• [Exercise description]
Scan the material that follows. Copy every line containing the word "screenshot".

• [Data listing]
>> Begin

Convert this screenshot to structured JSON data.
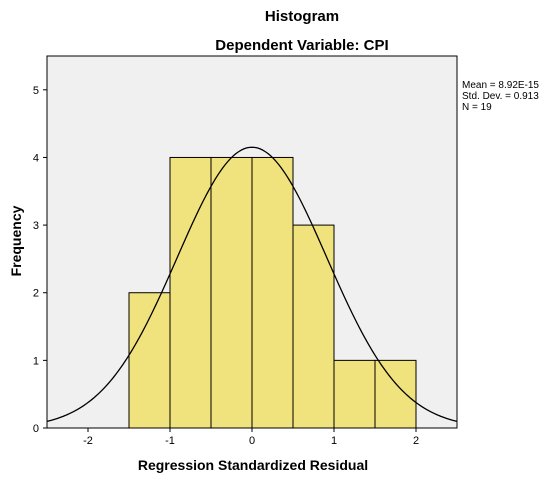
{
  "chart_data": {
    "type": "bar",
    "title": "Histogram",
    "subtitle": "Dependent Variable: CPI",
    "xlabel": "Regression Standardized Residual",
    "ylabel": "Frequency",
    "xlim": [
      -2.5,
      2.5
    ],
    "ylim": [
      0,
      5.5
    ],
    "xticks": [
      -2,
      -1,
      0,
      1,
      2
    ],
    "yticks": [
      0,
      1,
      2,
      3,
      4,
      5
    ],
    "bin_width": 0.5,
    "bins": [
      {
        "start": -1.5,
        "end": -1.0,
        "count": 2
      },
      {
        "start": -1.0,
        "end": -0.5,
        "count": 4
      },
      {
        "start": -0.5,
        "end": 0.0,
        "count": 4
      },
      {
        "start": 0.0,
        "end": 0.5,
        "count": 4
      },
      {
        "start": 0.5,
        "end": 1.0,
        "count": 3
      },
      {
        "start": 1.0,
        "end": 1.5,
        "count": 1
      },
      {
        "start": 1.5,
        "end": 2.0,
        "count": 1
      }
    ],
    "normal_curve": {
      "mean": 8.92e-15,
      "std": 0.913,
      "n": 19
    },
    "stats_lines": [
      "Mean = 8.92E-15",
      "Std. Dev. = 0.913",
      "N = 19"
    ],
    "grid": false,
    "colors": {
      "bar_fill": "#f0e27d",
      "bar_stroke": "#000000",
      "plot_bg": "#f0f0f0",
      "curve": "#000000"
    }
  }
}
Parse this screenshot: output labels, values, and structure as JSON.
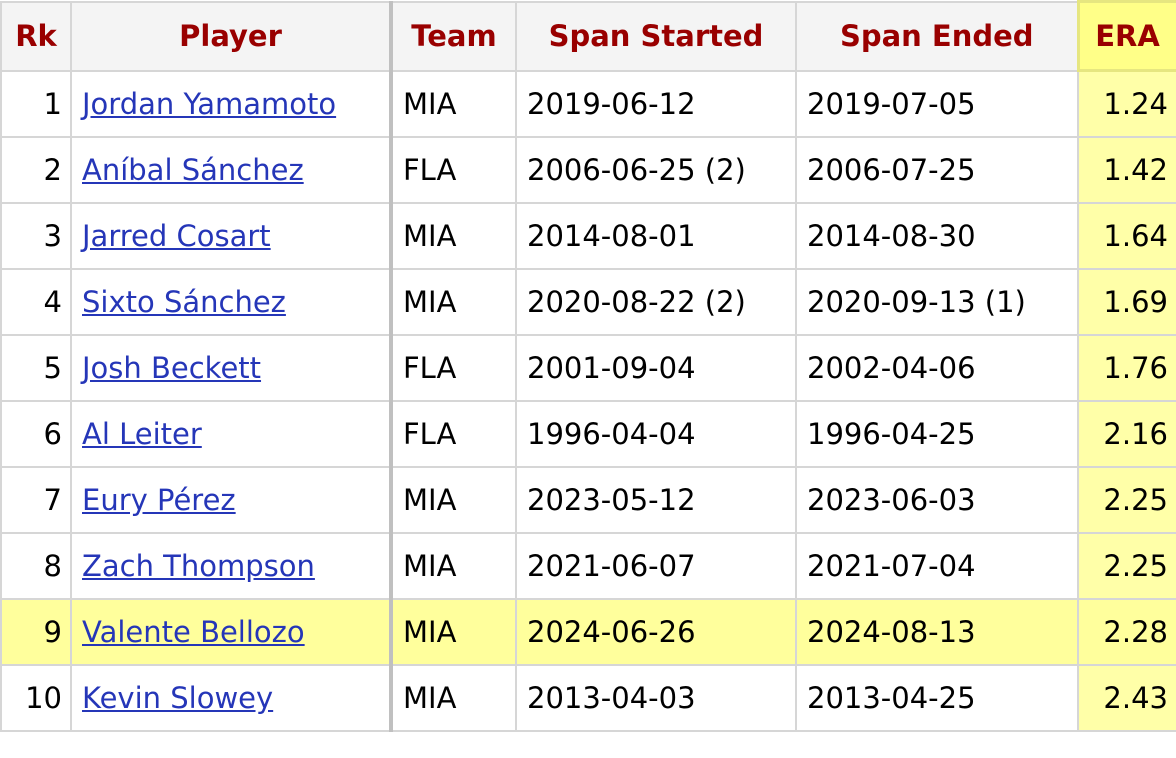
{
  "table": {
    "headers": [
      "Rk",
      "Player",
      "Team",
      "Span Started",
      "Span Ended",
      "ERA"
    ],
    "rows": [
      [
        1,
        "Jordan Yamamoto",
        "MIA",
        "2019-06-12",
        "2019-07-05",
        1.24
      ],
      [
        2,
        "Aníbal Sánchez",
        "FLA",
        "2006-06-25 (2)",
        "2006-07-25",
        1.42
      ],
      [
        3,
        "Jarred Cosart",
        "MIA",
        "2014-08-01",
        "2014-08-30",
        1.64
      ],
      [
        4,
        "Sixto Sánchez",
        "MIA",
        "2020-08-22 (2)",
        "2020-09-13 (1)",
        1.69
      ],
      [
        5,
        "Josh Beckett",
        "FLA",
        "2001-09-04",
        "2002-04-06",
        1.76
      ],
      [
        6,
        "Al Leiter",
        "FLA",
        "1996-04-04",
        "1996-04-25",
        2.16
      ],
      [
        7,
        "Eury Pérez",
        "MIA",
        "2023-05-12",
        "2023-06-03",
        2.25
      ],
      [
        8,
        "Zach Thompson",
        "MIA",
        "2021-06-07",
        "2021-07-04",
        2.25
      ],
      [
        9,
        "Valente Bellozo",
        "MIA",
        "2024-06-26",
        "2024-08-13",
        2.28
      ],
      [
        10,
        "Kevin Slowey",
        "MIA",
        "2013-04-03",
        "2013-04-25",
        2.43
      ]
    ]
  }
}
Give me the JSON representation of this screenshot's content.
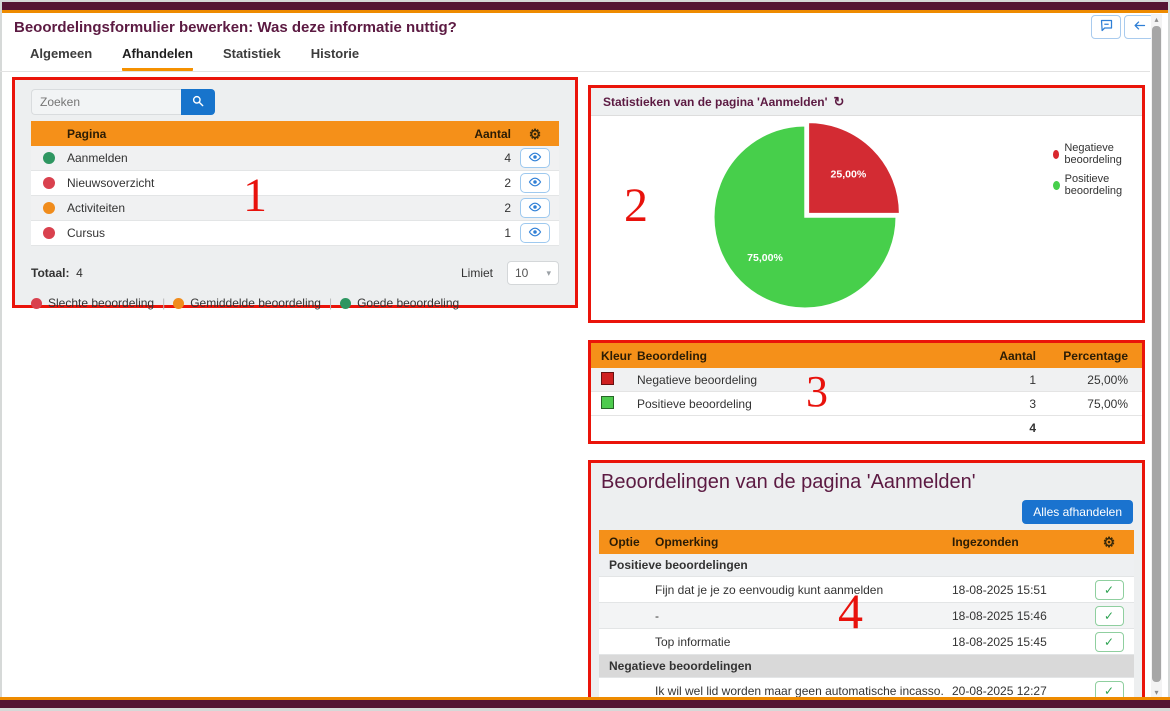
{
  "header": {
    "title": "Beoordelingsformulier bewerken: Was deze informatie nuttig?"
  },
  "tabs": [
    {
      "label": "Algemeen",
      "active": false
    },
    {
      "label": "Afhandelen",
      "active": true
    },
    {
      "label": "Statistiek",
      "active": false
    },
    {
      "label": "Historie",
      "active": false
    }
  ],
  "pages_panel": {
    "search_placeholder": "Zoeken",
    "columns": {
      "page": "Pagina",
      "count": "Aantal"
    },
    "rows": [
      {
        "status": "goed",
        "status_color": "#2e9661",
        "label": "Aanmelden",
        "count": "4"
      },
      {
        "status": "slecht",
        "status_color": "#d9414e",
        "label": "Nieuwsoverzicht",
        "count": "2"
      },
      {
        "status": "gemiddeld",
        "status_color": "#f08c1c",
        "label": "Activiteiten",
        "count": "2"
      },
      {
        "status": "slecht",
        "status_color": "#d9414e",
        "label": "Cursus",
        "count": "1"
      }
    ],
    "total_label": "Totaal:",
    "total_value": "4",
    "limit_label": "Limiet",
    "limit_value": "10",
    "legend": [
      {
        "label": "Slechte beoordeling",
        "color": "#d9414e"
      },
      {
        "label": "Gemiddelde beoordeling",
        "color": "#f08c1c"
      },
      {
        "label": "Goede beoordeling",
        "color": "#2e9661"
      }
    ]
  },
  "stats_panel": {
    "title": "Statistieken van de pagina 'Aanmelden'",
    "legend": [
      {
        "label": "Negatieve beoordeling",
        "color": "#d9272e"
      },
      {
        "label": "Positieve beoordeling",
        "color": "#47cf4b"
      }
    ]
  },
  "chart_data": {
    "type": "pie",
    "title": "Statistieken van de pagina 'Aanmelden'",
    "labels": [
      "Negatieve beoordeling",
      "Positieve beoordeling"
    ],
    "values": [
      25,
      75
    ],
    "counts": [
      1,
      3
    ],
    "value_labels": [
      "25,00%",
      "75,00%"
    ],
    "colors": [
      "#d32b33",
      "#47cf4b"
    ],
    "exploded": [
      true,
      false
    ],
    "start_angle_deg": -90,
    "direction": "clockwise",
    "legend_position": "right"
  },
  "ratio_table": {
    "columns": {
      "kleur": "Kleur",
      "beoordeling": "Beoordeling",
      "aantal": "Aantal",
      "percentage": "Percentage"
    },
    "rows": [
      {
        "color": "#cf2020",
        "label": "Negatieve beoordeling",
        "count": "1",
        "pct": "25,00%"
      },
      {
        "color": "#4ecb4e",
        "label": "Positieve beoordeling",
        "count": "3",
        "pct": "75,00%"
      }
    ],
    "total": "4"
  },
  "reviews_panel": {
    "title": "Beoordelingen van de pagina 'Aanmelden'",
    "action_button": "Alles afhandelen",
    "columns": {
      "optie": "Optie",
      "opmerking": "Opmerking",
      "ingezonden": "Ingezonden"
    },
    "sections": [
      {
        "label": "Positieve beoordelingen",
        "rows": [
          {
            "comment": "Fijn dat je je zo eenvoudig kunt aanmelden",
            "date": "18-08-2025 15:51"
          },
          {
            "comment": "-",
            "date": "18-08-2025 15:46"
          },
          {
            "comment": "Top informatie",
            "date": "18-08-2025 15:45"
          }
        ]
      },
      {
        "label": "Negatieve beoordelingen",
        "rows": [
          {
            "comment": "Ik wil wel lid worden maar geen automatische incasso.",
            "date": "20-08-2025 12:27"
          }
        ]
      }
    ]
  },
  "annotations": {
    "n1": "1",
    "n2": "2",
    "n3": "3",
    "n4": "4"
  }
}
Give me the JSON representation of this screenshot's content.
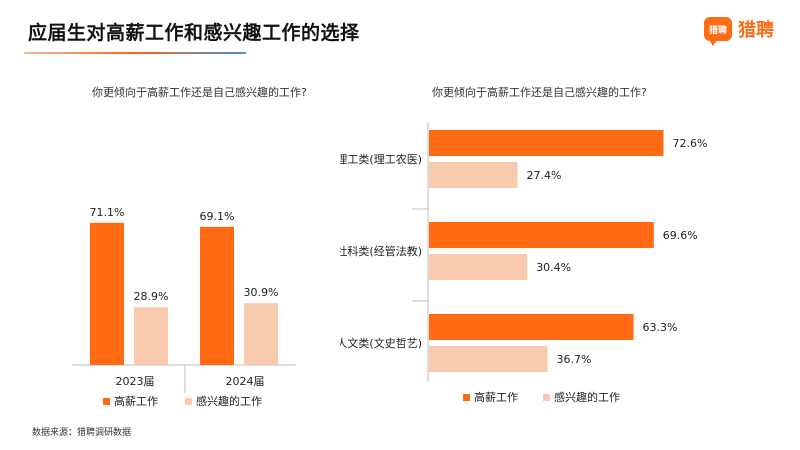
{
  "title": "应届生对高薪工作和感兴趣工作的选择",
  "brand": {
    "icon_label": "猎聘",
    "name": "猎聘",
    "color": "#ff6a13"
  },
  "source": "数据来源：猎聘调研数据",
  "colors": {
    "high_salary": "#ff6a13",
    "interest": "#f7c9ad"
  },
  "chart_data": [
    {
      "type": "bar",
      "orientation": "vertical",
      "title": "你更倾向于高薪工作还是自己感兴趣的工作?",
      "categories": [
        "2023届",
        "2024届"
      ],
      "series": [
        {
          "name": "高薪工作",
          "values": [
            71.1,
            69.1
          ],
          "labels": [
            "71.1%",
            "69.1%"
          ]
        },
        {
          "name": "感兴趣的工作",
          "values": [
            28.9,
            30.9
          ],
          "labels": [
            "28.9%",
            "30.9%"
          ]
        }
      ],
      "unit": "%",
      "ylim": [
        0,
        100
      ],
      "grid": false,
      "legend": "bottom"
    },
    {
      "type": "bar",
      "orientation": "horizontal",
      "title": "你更倾向于高薪工作还是自己感兴趣的工作?",
      "categories": [
        "理工类(理工农医)",
        "社科类(经管法教)",
        "人文类(文史哲艺)"
      ],
      "series": [
        {
          "name": "高薪工作",
          "values": [
            72.6,
            69.6,
            63.3
          ],
          "labels": [
            "72.6%",
            "69.6%",
            "63.3%"
          ]
        },
        {
          "name": "感兴趣的工作",
          "values": [
            27.4,
            30.4,
            36.7
          ],
          "labels": [
            "27.4%",
            "30.4%",
            "36.7%"
          ]
        }
      ],
      "unit": "%",
      "xlim": [
        0,
        100
      ],
      "grid": false,
      "legend": "bottom"
    }
  ]
}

>> End

• [Worked solution]
Convert this screenshot to structured JSON data.
Parse this screenshot: output labels, values, and structure as JSON.
Give me the JSON representation of this screenshot's content.
Give me the JSON representation of this screenshot's content.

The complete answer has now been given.